*Directions for this task*: Type out all the records word for word. Any pictures are to be left out.

Data extracted from a collection:

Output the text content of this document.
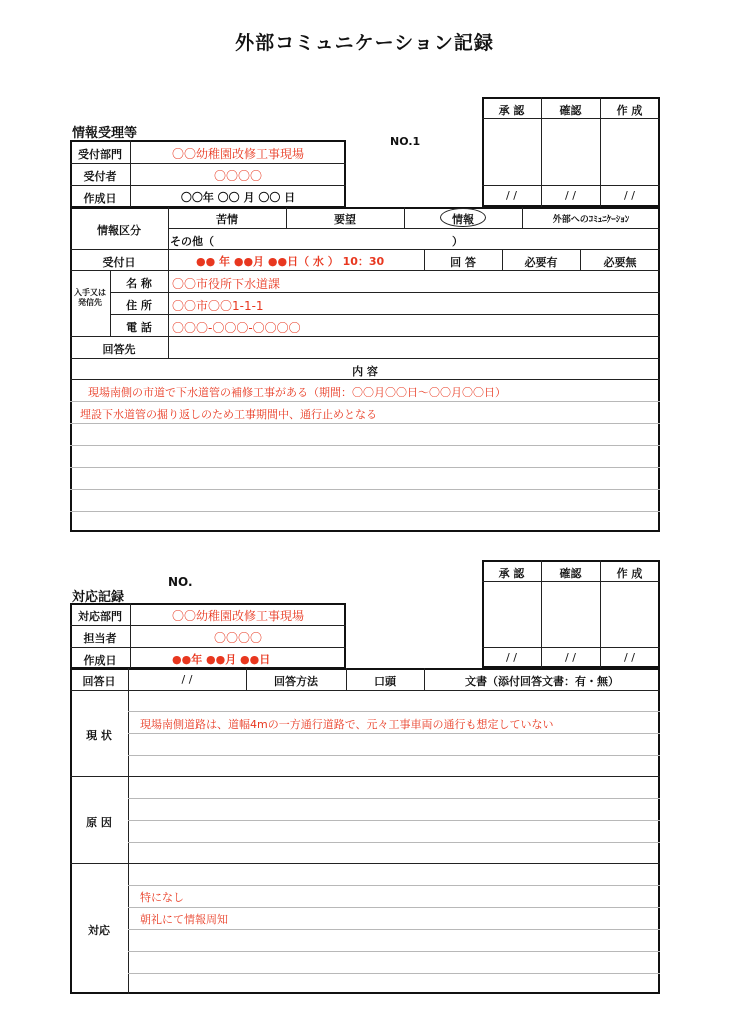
外部コミュニケーション記録
情報受理等
NO.1
承 認	確認	作 成
/ /	/ /	/ /
受付部門	〇〇幼稚園改修工事現場
受付者	〇〇〇〇
作成日	〇〇年 〇〇 月 〇〇 日
情報区分
苦情	要望	情報	外部へのｺﾐｭﾆｹｰｼｮﾝ
その他（	）
受付日	●● 年 ●●月 ●●日（ 水 ） 10：30	回 答	必要有	必要無
入手又は発信先
名 称	〇〇市役所下水道課
住 所	〇〇市〇〇1-1-1
電 話	〇〇〇-〇〇〇-〇〇〇〇
回答先
内 容
現場南側の市道で下水道管の補修工事がある（期間：〇〇月〇〇日～〇〇月〇〇日）
埋設下水道管の掘り返しのため工事期間中、通行止めとなる
NO.
対応記録
承 認	確認	作 成
/ /	/ /	/ /
対応部門	〇〇幼稚園改修工事現場
担当者	〇〇〇〇
作成日	●●年 ●●月 ●●日
回答日	/ /	回答方法	口頭	文書（添付回答文書：有・無）
現 状
現場南側道路は、道幅4mの一方通行道路で、元々工事車両の通行も想定していない
原 因
対応
特になし
朝礼にて情報周知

*Solved exercise*:
Output the text content of this document.
外部コミュニケーション記録
情報受理等
NO.1
承 認	確認	作 成
/ /	/ /	/ /
受付部門	〇〇幼稚園改修工事現場
受付者	〇〇〇〇
作成日	〇〇年 〇〇 月 〇〇 日
情報区分
苦情	要望	情報	外部へのｺﾐｭﾆｹｰｼｮﾝ
その他（	）
受付日	●● 年 ●●月 ●●日（ 水 ） 10：30	回 答	必要有	必要無
入手又は発信先
名 称	〇〇市役所下水道課
住 所	〇〇市〇〇1-1-1
電 話	〇〇〇-〇〇〇-〇〇〇〇
回答先
内 容
現場南側の市道で下水道管の補修工事がある（期間：〇〇月〇〇日～〇〇月〇〇日）
埋設下水道管の掘り返しのため工事期間中、通行止めとなる
NO.
対応記録
承 認	確認	作 成
/ /	/ /	/ /
対応部門	〇〇幼稚園改修工事現場
担当者	〇〇〇〇
作成日	●●年 ●●月 ●●日
回答日	/ /	回答方法	口頭	文書（添付回答文書：有・無）
現 状
現場南側道路は、道幅4mの一方通行道路で、元々工事車両の通行も想定していない
原 因
対応
特になし
朝礼にて情報周知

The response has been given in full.